Below are the records. Count the lines containing the string "this", and reply with the number alone.

Entries with figure data:
= = = =
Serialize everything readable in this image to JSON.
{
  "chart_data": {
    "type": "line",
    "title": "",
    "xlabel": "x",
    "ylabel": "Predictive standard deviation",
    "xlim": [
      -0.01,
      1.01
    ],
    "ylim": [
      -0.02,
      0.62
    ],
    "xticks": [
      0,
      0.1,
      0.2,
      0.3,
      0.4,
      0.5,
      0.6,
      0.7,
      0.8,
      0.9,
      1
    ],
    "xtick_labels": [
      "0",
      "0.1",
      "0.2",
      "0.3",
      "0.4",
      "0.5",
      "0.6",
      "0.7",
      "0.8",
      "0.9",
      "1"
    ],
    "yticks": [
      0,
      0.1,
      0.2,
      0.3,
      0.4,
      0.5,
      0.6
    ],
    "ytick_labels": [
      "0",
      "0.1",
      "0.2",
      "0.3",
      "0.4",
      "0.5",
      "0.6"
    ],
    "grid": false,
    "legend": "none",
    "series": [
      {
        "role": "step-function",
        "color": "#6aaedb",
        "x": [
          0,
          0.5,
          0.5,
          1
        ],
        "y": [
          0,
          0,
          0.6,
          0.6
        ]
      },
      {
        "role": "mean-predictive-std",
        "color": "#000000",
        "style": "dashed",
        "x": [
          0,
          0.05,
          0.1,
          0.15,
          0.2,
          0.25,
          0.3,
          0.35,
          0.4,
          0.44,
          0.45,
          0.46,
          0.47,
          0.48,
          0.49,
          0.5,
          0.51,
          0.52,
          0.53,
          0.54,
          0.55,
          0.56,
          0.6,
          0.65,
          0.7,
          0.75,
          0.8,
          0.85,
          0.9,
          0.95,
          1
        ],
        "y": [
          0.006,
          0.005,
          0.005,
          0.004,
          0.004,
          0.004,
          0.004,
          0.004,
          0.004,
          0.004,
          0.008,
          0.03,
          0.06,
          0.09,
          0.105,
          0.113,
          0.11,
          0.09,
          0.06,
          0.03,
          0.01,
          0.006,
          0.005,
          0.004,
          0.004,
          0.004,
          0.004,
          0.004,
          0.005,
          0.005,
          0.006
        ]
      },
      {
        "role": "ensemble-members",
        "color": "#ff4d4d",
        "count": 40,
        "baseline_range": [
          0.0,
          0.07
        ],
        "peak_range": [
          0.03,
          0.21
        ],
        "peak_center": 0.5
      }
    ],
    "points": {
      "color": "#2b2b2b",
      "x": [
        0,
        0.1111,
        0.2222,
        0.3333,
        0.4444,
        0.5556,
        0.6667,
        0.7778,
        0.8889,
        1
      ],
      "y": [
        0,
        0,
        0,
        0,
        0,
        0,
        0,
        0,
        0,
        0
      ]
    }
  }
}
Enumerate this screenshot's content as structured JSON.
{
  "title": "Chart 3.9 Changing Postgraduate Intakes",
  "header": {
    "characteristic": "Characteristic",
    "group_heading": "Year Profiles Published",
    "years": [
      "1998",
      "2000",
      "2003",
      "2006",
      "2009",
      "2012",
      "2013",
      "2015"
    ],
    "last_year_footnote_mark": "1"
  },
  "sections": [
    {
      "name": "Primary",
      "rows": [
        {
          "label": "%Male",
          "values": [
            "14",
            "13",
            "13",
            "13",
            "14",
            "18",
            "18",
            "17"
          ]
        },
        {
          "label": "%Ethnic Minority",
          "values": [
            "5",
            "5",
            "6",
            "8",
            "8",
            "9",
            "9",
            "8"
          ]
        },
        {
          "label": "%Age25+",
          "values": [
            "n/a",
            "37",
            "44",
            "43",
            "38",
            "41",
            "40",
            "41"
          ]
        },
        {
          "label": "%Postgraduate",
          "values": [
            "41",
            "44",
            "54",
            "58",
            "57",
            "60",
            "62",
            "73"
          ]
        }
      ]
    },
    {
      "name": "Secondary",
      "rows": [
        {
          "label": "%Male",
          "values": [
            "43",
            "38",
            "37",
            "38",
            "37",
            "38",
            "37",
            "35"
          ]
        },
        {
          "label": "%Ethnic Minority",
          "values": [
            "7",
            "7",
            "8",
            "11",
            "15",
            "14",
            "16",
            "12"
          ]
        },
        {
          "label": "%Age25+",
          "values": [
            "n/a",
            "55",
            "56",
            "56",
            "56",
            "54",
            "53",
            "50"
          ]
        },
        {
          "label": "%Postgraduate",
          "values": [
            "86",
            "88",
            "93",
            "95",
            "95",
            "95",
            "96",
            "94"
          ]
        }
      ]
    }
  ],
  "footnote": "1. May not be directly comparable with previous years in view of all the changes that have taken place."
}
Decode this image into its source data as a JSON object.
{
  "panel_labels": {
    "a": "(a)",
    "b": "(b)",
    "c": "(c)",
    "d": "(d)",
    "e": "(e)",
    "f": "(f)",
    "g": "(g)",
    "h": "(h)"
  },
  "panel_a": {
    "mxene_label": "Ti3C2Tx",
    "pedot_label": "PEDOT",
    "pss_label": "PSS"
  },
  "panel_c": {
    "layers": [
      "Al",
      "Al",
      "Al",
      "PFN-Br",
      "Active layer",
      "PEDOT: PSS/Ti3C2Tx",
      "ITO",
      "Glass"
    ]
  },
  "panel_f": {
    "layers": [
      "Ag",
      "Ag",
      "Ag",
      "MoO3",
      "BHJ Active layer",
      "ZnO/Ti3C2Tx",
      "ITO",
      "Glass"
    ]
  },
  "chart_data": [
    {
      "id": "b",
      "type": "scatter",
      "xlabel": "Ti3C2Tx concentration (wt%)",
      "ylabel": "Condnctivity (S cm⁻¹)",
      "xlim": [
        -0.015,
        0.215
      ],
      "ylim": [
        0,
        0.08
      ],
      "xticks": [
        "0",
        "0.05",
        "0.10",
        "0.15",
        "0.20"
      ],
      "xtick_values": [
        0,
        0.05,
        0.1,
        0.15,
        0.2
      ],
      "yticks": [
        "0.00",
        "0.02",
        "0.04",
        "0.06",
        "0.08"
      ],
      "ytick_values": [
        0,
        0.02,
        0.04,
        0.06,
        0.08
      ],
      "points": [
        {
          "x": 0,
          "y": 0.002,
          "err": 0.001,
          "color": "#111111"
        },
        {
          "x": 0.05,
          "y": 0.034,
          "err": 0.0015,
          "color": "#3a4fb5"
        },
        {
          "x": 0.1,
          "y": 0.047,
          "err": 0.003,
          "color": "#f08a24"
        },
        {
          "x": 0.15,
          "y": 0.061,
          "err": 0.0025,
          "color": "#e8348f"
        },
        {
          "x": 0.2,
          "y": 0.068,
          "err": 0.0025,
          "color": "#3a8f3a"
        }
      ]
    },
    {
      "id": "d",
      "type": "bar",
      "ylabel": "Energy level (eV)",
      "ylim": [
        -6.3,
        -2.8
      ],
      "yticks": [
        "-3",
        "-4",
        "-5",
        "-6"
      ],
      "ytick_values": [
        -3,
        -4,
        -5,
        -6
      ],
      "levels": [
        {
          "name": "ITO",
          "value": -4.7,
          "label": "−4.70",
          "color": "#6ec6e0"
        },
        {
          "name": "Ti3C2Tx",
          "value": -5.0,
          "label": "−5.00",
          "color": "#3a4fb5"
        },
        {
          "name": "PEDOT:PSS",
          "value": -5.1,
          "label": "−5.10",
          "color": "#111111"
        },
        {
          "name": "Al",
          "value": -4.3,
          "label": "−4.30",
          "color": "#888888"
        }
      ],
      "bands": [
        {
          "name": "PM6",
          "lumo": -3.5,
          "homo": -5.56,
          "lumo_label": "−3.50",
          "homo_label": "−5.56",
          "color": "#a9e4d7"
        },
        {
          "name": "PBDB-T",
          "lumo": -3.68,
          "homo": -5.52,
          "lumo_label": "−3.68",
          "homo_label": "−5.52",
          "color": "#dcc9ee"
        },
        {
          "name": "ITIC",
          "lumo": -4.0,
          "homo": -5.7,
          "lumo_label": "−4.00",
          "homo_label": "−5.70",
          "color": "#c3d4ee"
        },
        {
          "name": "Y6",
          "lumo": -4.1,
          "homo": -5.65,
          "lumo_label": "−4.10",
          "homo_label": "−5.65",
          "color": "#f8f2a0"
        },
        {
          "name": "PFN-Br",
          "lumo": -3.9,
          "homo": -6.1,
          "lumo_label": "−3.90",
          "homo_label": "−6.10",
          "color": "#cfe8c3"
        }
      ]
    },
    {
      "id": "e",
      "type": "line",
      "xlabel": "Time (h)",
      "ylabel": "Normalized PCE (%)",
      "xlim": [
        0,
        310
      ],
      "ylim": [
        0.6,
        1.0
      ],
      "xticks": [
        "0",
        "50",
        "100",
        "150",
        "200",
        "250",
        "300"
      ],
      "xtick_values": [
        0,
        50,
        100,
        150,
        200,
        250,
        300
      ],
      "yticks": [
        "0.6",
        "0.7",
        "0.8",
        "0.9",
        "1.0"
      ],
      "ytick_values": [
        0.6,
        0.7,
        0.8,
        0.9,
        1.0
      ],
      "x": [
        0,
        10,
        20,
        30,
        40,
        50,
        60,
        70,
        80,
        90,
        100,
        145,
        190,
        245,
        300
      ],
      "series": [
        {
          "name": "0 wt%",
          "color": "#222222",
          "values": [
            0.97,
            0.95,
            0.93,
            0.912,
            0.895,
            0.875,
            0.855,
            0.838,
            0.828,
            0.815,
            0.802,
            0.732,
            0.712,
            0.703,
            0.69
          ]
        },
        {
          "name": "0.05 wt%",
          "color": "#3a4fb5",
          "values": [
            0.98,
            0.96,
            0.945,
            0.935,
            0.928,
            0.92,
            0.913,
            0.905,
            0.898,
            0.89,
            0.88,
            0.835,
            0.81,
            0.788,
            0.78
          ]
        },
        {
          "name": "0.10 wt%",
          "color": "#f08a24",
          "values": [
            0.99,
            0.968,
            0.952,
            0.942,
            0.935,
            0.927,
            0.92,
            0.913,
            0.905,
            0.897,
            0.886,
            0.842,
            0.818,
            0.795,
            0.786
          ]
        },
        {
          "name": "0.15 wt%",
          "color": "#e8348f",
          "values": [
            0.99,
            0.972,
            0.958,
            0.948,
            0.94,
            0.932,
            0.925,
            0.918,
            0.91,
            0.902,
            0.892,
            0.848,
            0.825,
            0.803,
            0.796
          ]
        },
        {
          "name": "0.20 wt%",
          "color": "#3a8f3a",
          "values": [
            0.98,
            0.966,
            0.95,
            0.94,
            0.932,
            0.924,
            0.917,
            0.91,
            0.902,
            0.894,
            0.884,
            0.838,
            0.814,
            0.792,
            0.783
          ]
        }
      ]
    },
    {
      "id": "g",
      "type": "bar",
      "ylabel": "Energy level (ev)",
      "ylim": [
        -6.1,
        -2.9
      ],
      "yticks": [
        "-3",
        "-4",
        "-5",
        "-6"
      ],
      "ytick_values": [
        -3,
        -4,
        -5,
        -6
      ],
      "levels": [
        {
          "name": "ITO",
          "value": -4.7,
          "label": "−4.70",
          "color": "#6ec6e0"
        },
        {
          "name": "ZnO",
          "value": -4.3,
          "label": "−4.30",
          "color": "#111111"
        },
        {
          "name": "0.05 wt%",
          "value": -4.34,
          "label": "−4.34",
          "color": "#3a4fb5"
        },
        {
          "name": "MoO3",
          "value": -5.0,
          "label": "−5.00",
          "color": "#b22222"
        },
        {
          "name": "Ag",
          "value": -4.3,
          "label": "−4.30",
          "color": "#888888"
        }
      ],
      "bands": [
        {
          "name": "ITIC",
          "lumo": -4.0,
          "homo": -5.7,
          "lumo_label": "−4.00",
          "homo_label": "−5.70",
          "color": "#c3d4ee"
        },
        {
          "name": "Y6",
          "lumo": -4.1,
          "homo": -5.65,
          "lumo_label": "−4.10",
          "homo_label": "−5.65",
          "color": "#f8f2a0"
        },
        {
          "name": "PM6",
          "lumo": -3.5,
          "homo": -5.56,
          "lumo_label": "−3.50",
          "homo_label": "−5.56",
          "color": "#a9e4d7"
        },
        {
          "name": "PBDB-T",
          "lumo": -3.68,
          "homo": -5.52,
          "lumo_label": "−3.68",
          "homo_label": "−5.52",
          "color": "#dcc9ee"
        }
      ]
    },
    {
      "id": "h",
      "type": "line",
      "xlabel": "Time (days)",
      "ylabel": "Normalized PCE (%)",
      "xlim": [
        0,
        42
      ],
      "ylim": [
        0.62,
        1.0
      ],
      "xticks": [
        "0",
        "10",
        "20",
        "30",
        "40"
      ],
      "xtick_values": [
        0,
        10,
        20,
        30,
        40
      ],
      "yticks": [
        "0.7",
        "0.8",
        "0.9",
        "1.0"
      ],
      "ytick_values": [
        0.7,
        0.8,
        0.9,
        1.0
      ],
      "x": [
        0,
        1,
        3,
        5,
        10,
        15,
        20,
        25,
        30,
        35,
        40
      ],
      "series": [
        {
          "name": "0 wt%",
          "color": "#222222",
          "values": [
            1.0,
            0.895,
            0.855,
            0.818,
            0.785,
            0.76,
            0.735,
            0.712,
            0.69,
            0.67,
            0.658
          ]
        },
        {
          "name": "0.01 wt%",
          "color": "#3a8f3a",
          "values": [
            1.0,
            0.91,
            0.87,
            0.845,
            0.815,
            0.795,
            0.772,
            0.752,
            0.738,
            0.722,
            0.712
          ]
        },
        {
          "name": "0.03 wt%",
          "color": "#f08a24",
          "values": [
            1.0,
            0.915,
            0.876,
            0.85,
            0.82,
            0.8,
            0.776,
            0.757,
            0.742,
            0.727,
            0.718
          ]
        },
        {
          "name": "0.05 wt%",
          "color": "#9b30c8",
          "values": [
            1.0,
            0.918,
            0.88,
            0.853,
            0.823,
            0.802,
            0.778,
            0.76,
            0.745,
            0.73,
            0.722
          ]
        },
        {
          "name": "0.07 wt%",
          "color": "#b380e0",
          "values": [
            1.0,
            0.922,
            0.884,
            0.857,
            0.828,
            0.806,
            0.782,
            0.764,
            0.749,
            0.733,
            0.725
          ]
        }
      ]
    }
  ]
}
= = = =
▶ THE RESULT: 3